(Task directions):
Identify, in the records below, every line where the string "Failure" appears, and copy each such line.
Start Listed records
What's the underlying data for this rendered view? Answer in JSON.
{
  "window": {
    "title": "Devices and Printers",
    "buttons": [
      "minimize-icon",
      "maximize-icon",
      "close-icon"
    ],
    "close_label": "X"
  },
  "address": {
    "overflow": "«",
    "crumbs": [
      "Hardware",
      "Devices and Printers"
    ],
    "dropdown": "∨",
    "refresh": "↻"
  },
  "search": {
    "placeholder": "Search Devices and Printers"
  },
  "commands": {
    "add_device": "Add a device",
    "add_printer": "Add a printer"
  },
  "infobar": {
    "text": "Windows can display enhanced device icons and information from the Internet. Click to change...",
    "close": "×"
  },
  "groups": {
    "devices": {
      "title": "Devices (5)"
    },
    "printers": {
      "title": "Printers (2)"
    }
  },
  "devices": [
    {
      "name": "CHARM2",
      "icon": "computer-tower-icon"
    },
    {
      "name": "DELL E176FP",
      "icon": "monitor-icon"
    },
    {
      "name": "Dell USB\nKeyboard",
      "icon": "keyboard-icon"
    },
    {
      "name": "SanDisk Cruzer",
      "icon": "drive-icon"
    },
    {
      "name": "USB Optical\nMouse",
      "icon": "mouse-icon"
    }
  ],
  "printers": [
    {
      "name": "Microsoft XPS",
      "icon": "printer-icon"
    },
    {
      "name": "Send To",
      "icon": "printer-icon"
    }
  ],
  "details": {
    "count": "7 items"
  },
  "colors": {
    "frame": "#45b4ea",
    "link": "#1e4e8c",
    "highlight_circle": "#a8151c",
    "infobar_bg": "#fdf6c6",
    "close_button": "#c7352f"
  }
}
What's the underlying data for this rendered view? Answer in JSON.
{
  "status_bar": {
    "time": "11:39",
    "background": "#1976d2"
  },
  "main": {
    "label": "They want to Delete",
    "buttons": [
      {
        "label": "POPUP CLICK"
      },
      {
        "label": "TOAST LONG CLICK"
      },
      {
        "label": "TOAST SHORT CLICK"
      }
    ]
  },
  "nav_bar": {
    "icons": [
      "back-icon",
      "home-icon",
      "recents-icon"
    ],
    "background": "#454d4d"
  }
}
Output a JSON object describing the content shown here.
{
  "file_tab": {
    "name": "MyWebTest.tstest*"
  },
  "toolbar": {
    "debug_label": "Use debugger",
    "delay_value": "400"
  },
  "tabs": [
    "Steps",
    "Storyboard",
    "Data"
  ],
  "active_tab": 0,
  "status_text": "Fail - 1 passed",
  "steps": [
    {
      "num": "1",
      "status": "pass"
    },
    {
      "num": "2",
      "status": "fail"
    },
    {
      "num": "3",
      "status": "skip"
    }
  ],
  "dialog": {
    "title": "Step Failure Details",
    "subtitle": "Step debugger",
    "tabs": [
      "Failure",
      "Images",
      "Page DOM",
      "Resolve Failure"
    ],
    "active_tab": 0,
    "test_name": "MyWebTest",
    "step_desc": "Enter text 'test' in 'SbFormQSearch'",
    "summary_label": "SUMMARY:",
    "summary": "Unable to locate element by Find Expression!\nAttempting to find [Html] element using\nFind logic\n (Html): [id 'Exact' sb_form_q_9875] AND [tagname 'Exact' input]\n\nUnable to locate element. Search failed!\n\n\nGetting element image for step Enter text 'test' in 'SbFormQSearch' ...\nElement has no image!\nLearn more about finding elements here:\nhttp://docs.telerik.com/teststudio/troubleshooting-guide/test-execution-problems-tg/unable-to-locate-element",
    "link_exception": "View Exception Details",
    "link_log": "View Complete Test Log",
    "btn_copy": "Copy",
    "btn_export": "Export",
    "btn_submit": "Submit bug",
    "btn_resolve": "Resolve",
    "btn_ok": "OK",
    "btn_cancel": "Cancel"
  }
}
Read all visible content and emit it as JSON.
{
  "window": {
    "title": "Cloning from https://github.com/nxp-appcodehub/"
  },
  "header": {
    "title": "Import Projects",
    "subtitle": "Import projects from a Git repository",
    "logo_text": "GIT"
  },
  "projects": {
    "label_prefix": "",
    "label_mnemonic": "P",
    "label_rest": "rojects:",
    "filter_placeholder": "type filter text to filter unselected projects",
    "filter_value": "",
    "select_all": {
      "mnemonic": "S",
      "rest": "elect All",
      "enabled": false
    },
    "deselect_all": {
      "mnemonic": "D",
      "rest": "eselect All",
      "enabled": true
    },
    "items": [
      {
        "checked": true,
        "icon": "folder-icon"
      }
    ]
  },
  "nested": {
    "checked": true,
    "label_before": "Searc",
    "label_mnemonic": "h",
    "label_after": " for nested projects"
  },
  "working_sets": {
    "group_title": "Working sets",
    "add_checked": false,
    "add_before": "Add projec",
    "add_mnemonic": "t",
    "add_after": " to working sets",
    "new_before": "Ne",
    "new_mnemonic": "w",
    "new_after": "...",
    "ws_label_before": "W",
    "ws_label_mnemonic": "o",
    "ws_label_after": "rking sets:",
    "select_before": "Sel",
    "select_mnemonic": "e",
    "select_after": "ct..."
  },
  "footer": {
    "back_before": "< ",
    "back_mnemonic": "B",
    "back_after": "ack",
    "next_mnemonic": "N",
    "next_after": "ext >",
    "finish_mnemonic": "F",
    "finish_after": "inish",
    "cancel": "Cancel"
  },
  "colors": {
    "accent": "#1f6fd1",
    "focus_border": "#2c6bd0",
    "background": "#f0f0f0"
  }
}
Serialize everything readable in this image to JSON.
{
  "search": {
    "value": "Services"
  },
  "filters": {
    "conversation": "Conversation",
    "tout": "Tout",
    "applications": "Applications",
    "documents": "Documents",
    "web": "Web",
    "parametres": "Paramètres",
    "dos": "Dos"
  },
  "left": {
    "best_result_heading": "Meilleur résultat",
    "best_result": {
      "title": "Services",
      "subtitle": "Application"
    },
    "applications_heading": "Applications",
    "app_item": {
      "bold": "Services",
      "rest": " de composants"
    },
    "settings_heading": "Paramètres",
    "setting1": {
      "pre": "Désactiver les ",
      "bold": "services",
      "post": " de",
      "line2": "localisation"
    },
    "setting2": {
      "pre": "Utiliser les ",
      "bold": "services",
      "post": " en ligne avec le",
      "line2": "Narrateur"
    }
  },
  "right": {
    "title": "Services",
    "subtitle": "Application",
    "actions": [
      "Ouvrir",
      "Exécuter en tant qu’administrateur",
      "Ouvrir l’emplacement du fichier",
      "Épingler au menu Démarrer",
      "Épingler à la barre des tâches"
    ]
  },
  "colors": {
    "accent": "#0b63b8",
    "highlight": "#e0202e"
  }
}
End Listed records
(Response below):
    "title": "Step Failure Details",
      "Failure",
      "Resolve Failure"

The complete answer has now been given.